DIRECTIONS: Write the listing out again, all of it, word for word.

● ● ● ● ●

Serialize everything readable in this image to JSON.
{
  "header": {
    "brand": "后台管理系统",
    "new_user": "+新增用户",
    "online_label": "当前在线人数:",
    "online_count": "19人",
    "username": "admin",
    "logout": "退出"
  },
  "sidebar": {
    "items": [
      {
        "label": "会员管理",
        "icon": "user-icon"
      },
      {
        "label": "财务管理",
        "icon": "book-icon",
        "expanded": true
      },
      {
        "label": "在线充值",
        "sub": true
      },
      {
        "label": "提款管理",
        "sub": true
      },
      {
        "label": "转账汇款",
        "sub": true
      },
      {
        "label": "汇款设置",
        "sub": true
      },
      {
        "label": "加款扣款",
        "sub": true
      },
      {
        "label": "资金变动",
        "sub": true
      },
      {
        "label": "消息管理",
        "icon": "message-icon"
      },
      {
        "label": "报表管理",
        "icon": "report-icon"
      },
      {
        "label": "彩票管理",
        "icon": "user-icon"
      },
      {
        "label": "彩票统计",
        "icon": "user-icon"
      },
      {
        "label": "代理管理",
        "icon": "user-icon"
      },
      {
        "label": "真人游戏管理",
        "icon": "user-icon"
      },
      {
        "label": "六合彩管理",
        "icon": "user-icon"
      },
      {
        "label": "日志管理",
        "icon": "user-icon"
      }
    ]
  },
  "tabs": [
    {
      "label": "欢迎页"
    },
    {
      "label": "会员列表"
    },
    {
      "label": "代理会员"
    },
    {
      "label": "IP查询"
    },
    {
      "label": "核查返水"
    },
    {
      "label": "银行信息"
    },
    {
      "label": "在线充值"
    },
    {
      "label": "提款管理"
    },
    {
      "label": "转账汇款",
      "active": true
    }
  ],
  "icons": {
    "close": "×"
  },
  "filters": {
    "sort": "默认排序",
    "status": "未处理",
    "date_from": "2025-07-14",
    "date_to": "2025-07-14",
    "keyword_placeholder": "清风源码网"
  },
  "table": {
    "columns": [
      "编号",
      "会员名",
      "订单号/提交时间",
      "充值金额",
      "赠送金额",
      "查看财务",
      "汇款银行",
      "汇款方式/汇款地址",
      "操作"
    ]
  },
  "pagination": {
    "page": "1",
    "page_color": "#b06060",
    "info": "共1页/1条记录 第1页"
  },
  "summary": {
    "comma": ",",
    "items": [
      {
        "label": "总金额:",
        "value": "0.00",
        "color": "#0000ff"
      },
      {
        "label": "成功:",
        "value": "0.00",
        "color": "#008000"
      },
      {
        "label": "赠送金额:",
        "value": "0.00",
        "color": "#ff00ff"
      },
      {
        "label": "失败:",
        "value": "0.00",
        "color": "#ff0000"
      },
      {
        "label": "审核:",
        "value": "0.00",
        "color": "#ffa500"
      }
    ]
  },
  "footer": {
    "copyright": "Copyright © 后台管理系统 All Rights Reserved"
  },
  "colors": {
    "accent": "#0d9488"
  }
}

● ● ● ● ●

RESPONSE:
Serialize everything readable in this image to JSON.
{
  "header": {
    "brand": "后台管理系统",
    "new_user": "+新增用户",
    "online_label": "当前在线人数:",
    "online_count": "19人",
    "username": "admin",
    "logout": "退出"
  },
  "sidebar": {
    "items": [
      {
        "label": "会员管理",
        "icon": "user-icon"
      },
      {
        "label": "财务管理",
        "icon": "book-icon",
        "expanded": true
      },
      {
        "label": "在线充值",
        "sub": true
      },
      {
        "label": "提款管理",
        "sub": true
      },
      {
        "label": "转账汇款",
        "sub": true
      },
      {
        "label": "汇款设置",
        "sub": true
      },
      {
        "label": "加款扣款",
        "sub": true
      },
      {
        "label": "资金变动",
        "sub": true
      },
      {
        "label": "消息管理",
        "icon": "message-icon"
      },
      {
        "label": "报表管理",
        "icon": "report-icon"
      },
      {
        "label": "彩票管理",
        "icon": "user-icon"
      },
      {
        "label": "彩票统计",
        "icon": "user-icon"
      },
      {
        "label": "代理管理",
        "icon": "user-icon"
      },
      {
        "label": "真人游戏管理",
        "icon": "user-icon"
      },
      {
        "label": "六合彩管理",
        "icon": "user-icon"
      },
      {
        "label": "日志管理",
        "icon": "user-icon"
      }
    ]
  },
  "tabs": [
    {
      "label": "欢迎页"
    },
    {
      "label": "会员列表"
    },
    {
      "label": "代理会员"
    },
    {
      "label": "IP查询"
    },
    {
      "label": "核查返水"
    },
    {
      "label": "银行信息"
    },
    {
      "label": "在线充值"
    },
    {
      "label": "提款管理"
    },
    {
      "label": "转账汇款",
      "active": true
    }
  ],
  "icons": {
    "close": "×"
  },
  "filters": {
    "sort": "默认排序",
    "status": "未处理",
    "date_from": "2025-07-14",
    "date_to": "2025-07-14",
    "keyword_placeholder": "清风源码网"
  },
  "table": {
    "columns": [
      "编号",
      "会员名",
      "订单号/提交时间",
      "充值金额",
      "赠送金额",
      "查看财务",
      "汇款银行",
      "汇款方式/汇款地址",
      "操作"
    ]
  },
  "pagination": {
    "page": "1",
    "page_color": "#b06060",
    "info": "共1页/1条记录 第1页"
  },
  "summary": {
    "comma": ",",
    "items": [
      {
        "label": "总金额:",
        "value": "0.00",
        "color": "#0000ff"
      },
      {
        "label": "成功:",
        "value": "0.00",
        "color": "#008000"
      },
      {
        "label": "赠送金额:",
        "value": "0.00",
        "color": "#ff00ff"
      },
      {
        "label": "失败:",
        "value": "0.00",
        "color": "#ff0000"
      },
      {
        "label": "审核:",
        "value": "0.00",
        "color": "#ffa500"
      }
    ]
  },
  "footer": {
    "copyright": "Copyright © 后台管理系统 All Rights Reserved"
  },
  "colors": {
    "accent": "#0d9488"
  }
}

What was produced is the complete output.